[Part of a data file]
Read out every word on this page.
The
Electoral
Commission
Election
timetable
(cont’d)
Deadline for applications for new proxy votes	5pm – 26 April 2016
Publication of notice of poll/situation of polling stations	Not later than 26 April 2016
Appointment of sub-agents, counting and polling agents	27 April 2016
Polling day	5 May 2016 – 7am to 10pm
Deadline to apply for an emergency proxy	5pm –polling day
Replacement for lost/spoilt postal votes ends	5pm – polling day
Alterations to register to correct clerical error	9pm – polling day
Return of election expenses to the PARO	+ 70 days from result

Challenge — Write the data out again in full and exactly.

Task output —
Read out every word on this page.
The
Electoral
Commission
Election
timetable
(cont’d)
Deadline for applications for new proxy votes	5pm – 26 April 2016
Publication of notice of poll/situation of polling stations	Not later than 26 April 2016
Appointment of sub-agents, counting and polling agents	27 April 2016
Polling day	5 May 2016 – 7am to 10pm
Deadline to apply for an emergency proxy	5pm –polling day
Replacement for lost/spoilt postal votes ends	5pm – polling day
Alterations to register to correct clerical error	9pm – polling day
Return of election expenses to the PARO	+ 70 days from result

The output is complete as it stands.